[Dataset rows about figures]

################

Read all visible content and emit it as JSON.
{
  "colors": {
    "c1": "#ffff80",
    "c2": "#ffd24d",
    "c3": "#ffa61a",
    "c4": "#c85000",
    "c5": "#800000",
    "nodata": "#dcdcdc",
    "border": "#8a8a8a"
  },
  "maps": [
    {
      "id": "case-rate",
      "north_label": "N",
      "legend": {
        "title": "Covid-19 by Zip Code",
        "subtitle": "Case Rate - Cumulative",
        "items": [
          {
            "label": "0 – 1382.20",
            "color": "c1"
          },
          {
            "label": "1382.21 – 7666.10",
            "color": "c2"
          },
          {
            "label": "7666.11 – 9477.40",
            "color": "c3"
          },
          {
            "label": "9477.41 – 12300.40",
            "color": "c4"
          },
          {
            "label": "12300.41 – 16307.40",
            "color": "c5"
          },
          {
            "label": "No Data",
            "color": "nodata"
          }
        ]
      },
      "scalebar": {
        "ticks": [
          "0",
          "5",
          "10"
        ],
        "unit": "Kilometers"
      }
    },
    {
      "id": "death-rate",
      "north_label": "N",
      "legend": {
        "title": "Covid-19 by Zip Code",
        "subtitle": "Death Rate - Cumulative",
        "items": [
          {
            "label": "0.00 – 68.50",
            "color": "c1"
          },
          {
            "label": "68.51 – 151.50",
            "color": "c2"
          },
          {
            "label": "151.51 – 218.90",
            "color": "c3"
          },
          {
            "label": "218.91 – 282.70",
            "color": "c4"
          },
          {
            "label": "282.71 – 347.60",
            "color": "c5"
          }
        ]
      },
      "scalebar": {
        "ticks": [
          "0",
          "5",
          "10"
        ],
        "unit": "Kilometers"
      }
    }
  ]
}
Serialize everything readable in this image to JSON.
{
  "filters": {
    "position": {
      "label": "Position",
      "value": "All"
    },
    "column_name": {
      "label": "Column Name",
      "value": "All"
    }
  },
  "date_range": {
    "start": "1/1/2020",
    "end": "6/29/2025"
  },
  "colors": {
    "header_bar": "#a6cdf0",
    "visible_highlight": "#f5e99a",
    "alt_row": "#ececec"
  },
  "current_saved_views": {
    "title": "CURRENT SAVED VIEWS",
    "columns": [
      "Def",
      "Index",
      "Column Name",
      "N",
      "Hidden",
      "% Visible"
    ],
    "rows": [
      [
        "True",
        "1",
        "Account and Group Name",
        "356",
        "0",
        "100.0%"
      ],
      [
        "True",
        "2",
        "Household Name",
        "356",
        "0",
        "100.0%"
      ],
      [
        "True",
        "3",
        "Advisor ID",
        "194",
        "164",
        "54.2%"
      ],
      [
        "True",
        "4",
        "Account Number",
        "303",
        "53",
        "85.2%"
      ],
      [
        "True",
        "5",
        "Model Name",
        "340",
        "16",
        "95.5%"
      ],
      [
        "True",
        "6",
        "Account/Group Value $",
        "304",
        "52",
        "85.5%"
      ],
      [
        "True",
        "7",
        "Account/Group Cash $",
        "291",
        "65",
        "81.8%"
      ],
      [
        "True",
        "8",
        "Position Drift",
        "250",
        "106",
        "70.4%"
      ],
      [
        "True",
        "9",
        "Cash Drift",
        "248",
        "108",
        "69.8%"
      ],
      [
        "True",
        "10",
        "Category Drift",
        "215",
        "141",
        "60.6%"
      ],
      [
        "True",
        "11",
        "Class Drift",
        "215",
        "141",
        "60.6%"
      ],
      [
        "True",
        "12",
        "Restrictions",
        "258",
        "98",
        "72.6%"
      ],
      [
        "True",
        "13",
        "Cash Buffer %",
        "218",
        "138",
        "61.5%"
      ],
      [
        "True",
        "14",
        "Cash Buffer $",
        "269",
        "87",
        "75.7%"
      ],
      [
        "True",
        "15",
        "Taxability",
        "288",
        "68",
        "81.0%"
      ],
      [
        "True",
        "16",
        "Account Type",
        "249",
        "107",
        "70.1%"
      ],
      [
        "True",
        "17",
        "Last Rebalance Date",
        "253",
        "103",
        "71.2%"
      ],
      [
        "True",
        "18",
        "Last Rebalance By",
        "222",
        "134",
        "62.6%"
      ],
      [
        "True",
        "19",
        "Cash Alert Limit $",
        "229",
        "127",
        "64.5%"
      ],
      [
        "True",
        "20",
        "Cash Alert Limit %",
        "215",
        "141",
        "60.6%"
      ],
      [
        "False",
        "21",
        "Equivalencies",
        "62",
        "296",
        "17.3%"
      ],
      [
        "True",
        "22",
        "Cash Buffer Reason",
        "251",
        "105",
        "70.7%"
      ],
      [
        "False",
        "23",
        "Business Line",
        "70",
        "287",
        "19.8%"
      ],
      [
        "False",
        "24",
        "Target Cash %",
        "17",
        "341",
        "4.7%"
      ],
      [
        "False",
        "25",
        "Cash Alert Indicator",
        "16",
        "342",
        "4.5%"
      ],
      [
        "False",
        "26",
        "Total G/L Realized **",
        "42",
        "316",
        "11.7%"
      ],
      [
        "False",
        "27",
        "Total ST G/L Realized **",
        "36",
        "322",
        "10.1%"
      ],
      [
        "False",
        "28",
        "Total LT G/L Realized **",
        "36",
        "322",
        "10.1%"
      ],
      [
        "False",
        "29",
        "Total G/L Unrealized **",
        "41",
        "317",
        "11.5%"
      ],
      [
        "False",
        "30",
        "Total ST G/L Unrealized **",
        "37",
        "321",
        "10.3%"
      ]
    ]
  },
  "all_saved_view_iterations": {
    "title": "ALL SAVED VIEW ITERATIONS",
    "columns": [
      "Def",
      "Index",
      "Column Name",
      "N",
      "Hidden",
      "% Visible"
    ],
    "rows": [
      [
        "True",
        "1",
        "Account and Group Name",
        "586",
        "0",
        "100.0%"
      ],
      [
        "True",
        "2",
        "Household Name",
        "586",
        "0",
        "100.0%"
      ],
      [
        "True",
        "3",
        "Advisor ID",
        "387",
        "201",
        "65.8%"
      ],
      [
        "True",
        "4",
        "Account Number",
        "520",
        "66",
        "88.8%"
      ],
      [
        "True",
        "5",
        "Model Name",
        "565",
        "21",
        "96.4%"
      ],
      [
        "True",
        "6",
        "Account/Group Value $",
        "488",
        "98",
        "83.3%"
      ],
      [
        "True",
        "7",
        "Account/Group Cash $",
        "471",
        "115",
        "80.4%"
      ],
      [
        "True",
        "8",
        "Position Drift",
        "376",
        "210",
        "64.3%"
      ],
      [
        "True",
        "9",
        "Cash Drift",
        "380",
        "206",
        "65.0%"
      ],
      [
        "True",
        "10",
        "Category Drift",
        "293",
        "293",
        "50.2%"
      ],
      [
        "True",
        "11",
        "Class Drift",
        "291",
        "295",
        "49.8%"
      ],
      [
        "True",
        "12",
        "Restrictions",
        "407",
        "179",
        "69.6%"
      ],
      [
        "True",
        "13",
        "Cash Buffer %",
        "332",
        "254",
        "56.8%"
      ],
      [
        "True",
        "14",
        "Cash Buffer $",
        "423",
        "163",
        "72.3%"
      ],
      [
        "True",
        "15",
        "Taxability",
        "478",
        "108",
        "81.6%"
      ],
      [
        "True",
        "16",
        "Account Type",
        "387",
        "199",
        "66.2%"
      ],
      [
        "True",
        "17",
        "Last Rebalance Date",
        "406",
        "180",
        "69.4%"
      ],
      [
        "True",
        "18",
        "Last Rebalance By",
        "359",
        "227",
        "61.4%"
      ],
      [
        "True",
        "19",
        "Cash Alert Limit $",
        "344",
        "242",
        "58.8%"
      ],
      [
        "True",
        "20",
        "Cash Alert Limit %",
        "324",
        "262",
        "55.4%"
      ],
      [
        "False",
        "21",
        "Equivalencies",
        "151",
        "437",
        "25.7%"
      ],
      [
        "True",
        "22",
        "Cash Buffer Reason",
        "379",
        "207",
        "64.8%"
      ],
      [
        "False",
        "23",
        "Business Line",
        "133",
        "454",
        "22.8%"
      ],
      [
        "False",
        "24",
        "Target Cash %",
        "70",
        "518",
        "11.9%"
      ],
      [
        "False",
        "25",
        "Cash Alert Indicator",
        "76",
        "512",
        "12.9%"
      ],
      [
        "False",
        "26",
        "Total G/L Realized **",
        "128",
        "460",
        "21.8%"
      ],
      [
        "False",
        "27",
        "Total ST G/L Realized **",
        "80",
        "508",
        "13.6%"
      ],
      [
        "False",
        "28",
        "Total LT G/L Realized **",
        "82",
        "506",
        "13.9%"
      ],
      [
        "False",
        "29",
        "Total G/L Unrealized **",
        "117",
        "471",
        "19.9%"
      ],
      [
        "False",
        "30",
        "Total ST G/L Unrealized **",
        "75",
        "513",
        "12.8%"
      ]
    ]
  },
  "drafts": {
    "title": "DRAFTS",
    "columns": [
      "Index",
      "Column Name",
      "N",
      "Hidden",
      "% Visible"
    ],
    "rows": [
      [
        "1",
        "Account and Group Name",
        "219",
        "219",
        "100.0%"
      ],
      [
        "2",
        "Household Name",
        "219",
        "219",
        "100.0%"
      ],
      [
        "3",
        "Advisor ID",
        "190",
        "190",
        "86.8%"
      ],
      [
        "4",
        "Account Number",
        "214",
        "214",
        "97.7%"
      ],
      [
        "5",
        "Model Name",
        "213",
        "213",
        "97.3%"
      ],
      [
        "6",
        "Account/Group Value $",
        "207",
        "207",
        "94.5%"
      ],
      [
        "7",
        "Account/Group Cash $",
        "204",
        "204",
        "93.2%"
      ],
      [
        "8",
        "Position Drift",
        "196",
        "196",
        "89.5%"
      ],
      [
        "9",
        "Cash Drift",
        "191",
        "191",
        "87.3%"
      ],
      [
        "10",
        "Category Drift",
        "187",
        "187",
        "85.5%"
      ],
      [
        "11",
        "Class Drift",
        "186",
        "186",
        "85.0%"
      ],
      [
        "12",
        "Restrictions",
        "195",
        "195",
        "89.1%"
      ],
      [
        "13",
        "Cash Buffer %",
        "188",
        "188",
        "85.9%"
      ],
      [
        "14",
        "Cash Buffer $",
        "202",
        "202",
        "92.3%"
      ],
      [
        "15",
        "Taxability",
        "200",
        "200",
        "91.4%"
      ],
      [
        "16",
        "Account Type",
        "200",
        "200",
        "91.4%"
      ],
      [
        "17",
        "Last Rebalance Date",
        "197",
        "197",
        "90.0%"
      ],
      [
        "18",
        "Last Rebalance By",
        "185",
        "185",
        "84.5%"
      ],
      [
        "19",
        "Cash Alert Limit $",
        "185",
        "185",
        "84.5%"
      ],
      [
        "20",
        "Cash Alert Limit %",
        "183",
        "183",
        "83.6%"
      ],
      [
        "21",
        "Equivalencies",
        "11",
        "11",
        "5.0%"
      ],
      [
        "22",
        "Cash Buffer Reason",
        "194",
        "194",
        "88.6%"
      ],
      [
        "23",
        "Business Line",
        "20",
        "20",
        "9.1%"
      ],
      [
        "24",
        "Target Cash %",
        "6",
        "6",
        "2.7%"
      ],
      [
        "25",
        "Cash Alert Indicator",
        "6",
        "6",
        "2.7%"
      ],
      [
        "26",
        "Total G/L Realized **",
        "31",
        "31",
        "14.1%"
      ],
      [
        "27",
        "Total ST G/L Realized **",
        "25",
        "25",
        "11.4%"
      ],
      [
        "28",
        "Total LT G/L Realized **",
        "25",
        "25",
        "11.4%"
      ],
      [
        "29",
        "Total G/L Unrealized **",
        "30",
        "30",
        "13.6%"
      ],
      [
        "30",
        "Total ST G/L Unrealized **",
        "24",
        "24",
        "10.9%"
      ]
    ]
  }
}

################

Find each line holding the word "subtitle" and copy it.

CORRECT ANSWER:
        "subtitle": "Case Rate - Cumulative",
        "subtitle": "Death Rate - Cumulative",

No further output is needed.